>>>
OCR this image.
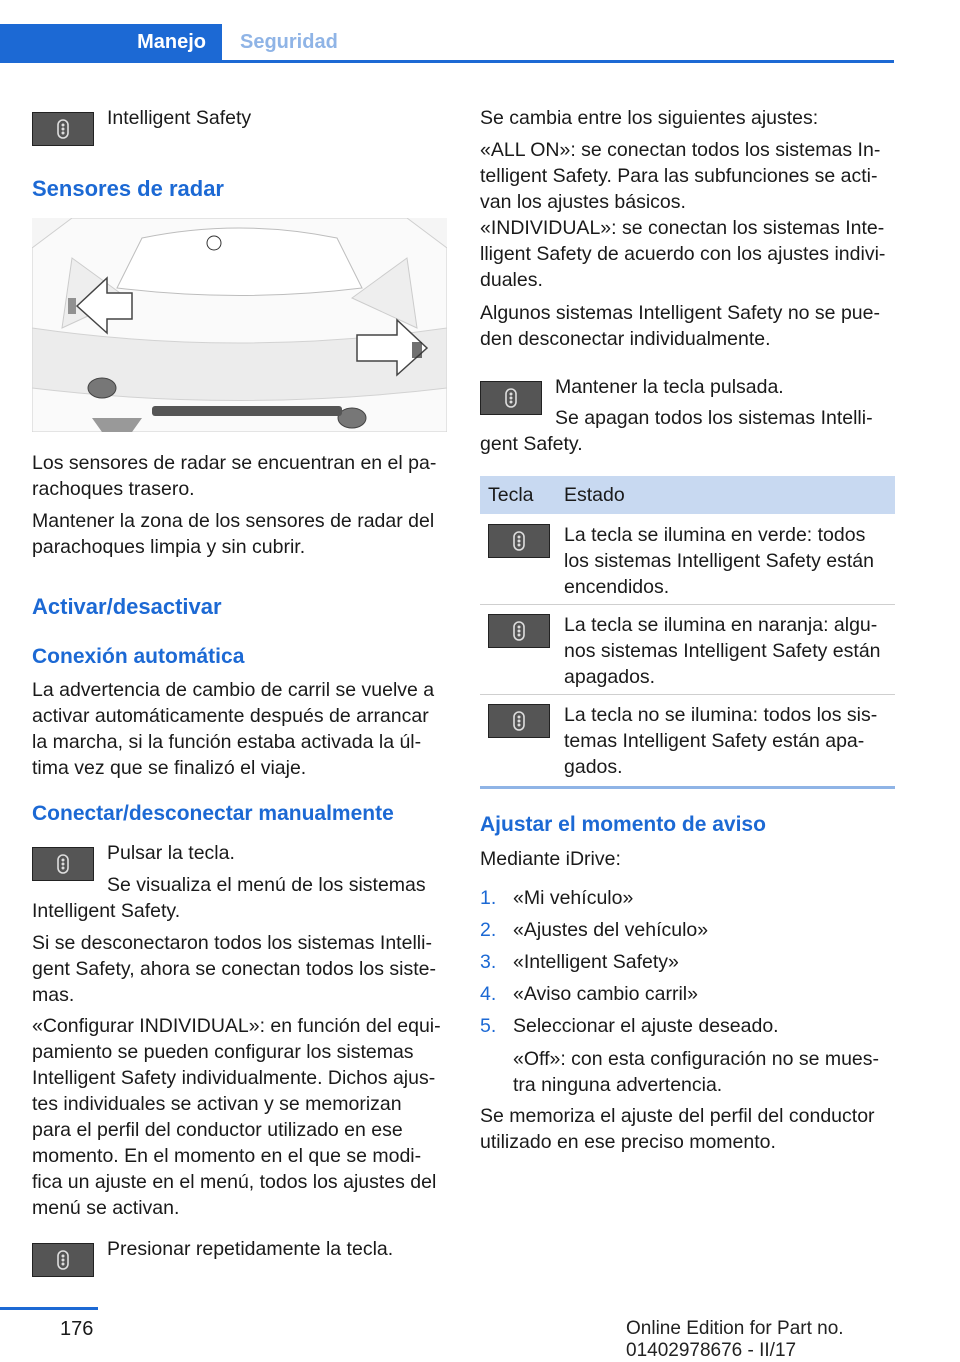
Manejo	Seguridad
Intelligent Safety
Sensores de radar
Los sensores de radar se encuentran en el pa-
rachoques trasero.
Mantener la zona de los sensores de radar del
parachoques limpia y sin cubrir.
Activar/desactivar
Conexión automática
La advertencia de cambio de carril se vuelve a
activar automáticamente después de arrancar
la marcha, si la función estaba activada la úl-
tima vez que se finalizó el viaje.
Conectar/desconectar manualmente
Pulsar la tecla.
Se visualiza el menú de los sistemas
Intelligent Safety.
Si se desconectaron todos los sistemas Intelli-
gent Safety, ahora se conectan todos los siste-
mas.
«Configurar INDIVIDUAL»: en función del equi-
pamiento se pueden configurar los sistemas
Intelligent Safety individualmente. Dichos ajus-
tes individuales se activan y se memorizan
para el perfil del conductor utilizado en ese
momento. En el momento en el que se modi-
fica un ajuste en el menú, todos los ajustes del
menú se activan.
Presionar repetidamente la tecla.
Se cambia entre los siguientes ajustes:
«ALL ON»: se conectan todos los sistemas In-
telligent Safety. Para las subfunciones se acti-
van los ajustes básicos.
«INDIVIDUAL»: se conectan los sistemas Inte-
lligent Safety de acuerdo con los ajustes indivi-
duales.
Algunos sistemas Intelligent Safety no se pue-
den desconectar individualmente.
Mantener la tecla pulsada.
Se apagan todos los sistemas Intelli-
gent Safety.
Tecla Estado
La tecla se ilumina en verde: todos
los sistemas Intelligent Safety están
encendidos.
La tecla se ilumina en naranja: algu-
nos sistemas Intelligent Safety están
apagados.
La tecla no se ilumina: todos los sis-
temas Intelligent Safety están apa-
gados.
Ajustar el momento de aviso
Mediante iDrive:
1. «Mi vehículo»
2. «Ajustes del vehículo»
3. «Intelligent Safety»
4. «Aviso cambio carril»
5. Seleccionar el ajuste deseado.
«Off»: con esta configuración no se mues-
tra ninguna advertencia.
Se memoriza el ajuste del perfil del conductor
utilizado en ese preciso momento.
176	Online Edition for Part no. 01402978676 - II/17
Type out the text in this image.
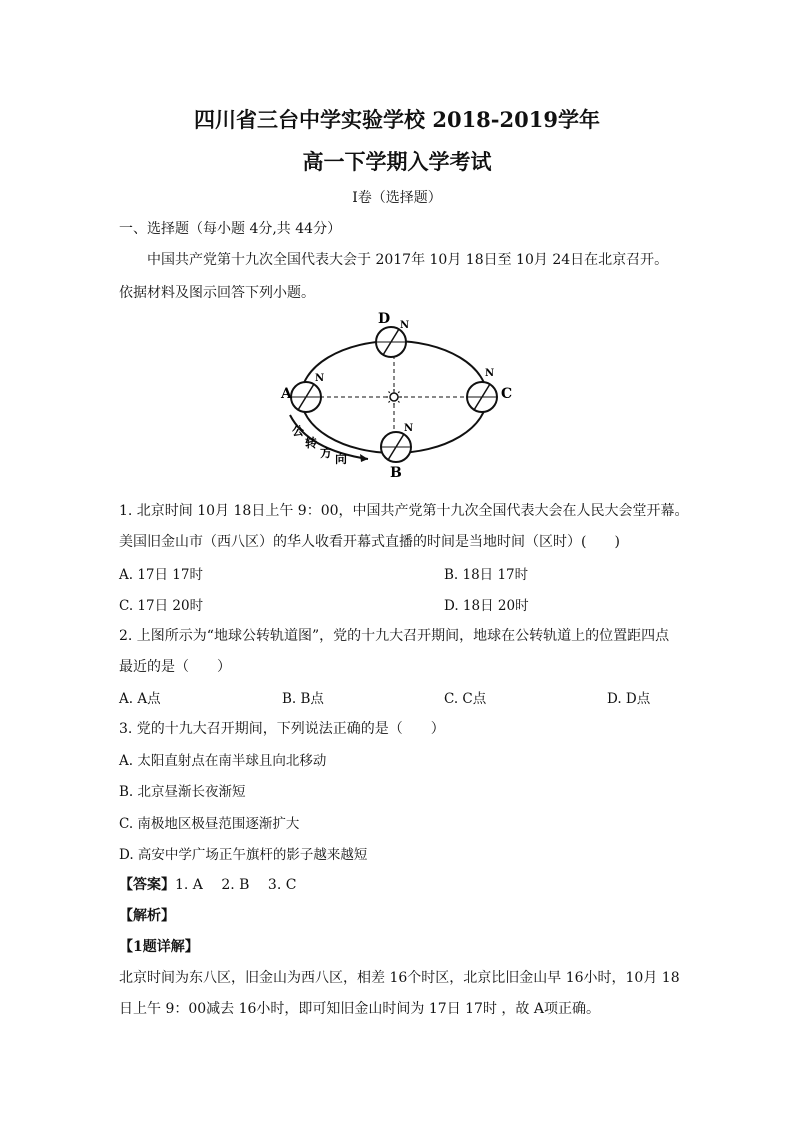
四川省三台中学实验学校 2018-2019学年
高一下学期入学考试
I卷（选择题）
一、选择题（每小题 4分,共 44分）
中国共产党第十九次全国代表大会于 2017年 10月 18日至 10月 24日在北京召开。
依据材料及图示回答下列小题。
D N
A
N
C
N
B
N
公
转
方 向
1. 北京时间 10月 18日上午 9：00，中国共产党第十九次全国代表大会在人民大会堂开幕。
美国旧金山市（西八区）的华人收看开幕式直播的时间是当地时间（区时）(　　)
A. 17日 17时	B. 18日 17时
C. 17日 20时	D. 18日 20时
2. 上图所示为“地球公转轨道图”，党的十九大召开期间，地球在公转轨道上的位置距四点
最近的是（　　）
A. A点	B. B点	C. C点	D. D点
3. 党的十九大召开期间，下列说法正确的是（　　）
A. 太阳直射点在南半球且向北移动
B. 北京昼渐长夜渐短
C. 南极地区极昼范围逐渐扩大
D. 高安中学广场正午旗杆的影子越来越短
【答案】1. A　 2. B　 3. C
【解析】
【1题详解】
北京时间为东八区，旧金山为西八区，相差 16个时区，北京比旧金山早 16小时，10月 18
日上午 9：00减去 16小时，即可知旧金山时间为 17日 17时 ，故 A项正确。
<<<
> **Problem to solve**:
Go through the data above and find the lines with the word "this". Copy each of those lines.

> **Finished task**:
OCR this image.
Type out the text in this image.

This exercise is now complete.